[start RECORD LIST]

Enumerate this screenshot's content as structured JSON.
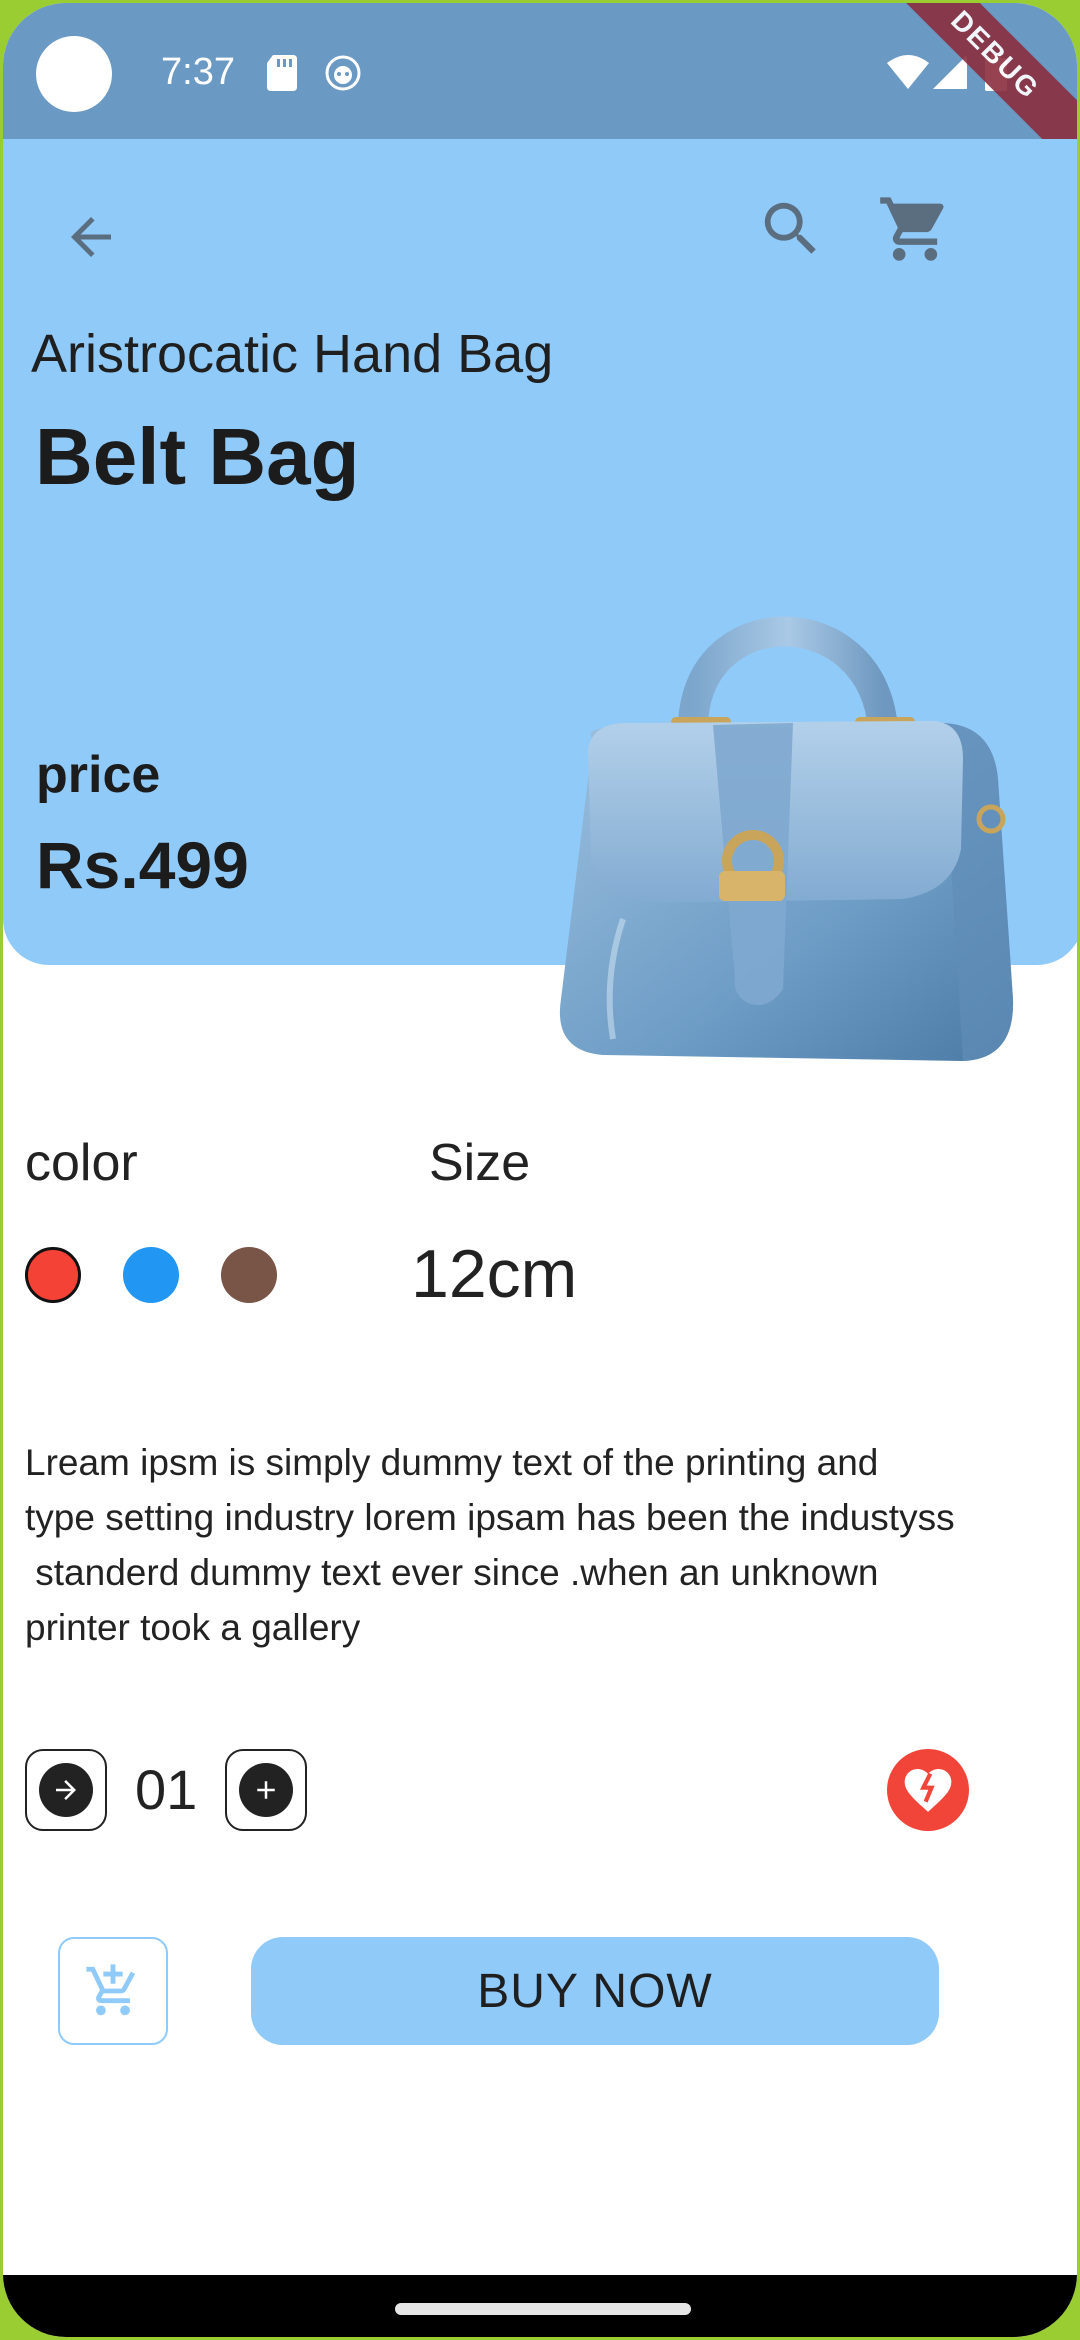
{
  "status_bar": {
    "time": "7:37",
    "debug_banner": "DEBUG"
  },
  "header": {
    "back_icon": "arrow-left-icon",
    "search_icon": "search-icon",
    "cart_icon": "cart-icon"
  },
  "product": {
    "subtitle": "Aristrocatic Hand Bag",
    "title": "Belt Bag",
    "price_label": "price",
    "price_value": "Rs.499",
    "image": "handbag-image"
  },
  "options": {
    "color_label": "color",
    "size_label": "Size",
    "size_value": "12cm",
    "colors": [
      "#f44336",
      "#2196f3",
      "#795548"
    ],
    "selected_color_index": 0
  },
  "description": "Lream ipsm is simply dummy text of the printing and\ntype setting industry lorem ipsam has been the industyss\n standerd dummy text ever since .when an unknown\nprinter took a gallery",
  "quantity": {
    "value": "01"
  },
  "actions": {
    "buy_now_label": "BUY NOW"
  },
  "colors": {
    "status_bar": "#6a99c4",
    "accent": "#90caf9",
    "favorite": "#f2453a"
  }
}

[end RECORD LIST]

**GIVEN TASK:** Repeat each entry above word for word, leaving every picture out.

**THE RESULT:**
Enumerate this screenshot's content as structured JSON.
{
  "status_bar": {
    "time": "7:37",
    "debug_banner": "DEBUG"
  },
  "header": {
    "back_icon": "arrow-left-icon",
    "search_icon": "search-icon",
    "cart_icon": "cart-icon"
  },
  "product": {
    "subtitle": "Aristrocatic Hand Bag",
    "title": "Belt Bag",
    "price_label": "price",
    "price_value": "Rs.499",
    "image": "handbag-image"
  },
  "options": {
    "color_label": "color",
    "size_label": "Size",
    "size_value": "12cm",
    "colors": [
      "#f44336",
      "#2196f3",
      "#795548"
    ],
    "selected_color_index": 0
  },
  "description": "Lream ipsm is simply dummy text of the printing and\ntype setting industry lorem ipsam has been the industyss\n standerd dummy text ever since .when an unknown\nprinter took a gallery",
  "quantity": {
    "value": "01"
  },
  "actions": {
    "buy_now_label": "BUY NOW"
  },
  "colors": {
    "status_bar": "#6a99c4",
    "accent": "#90caf9",
    "favorite": "#f2453a"
  }
}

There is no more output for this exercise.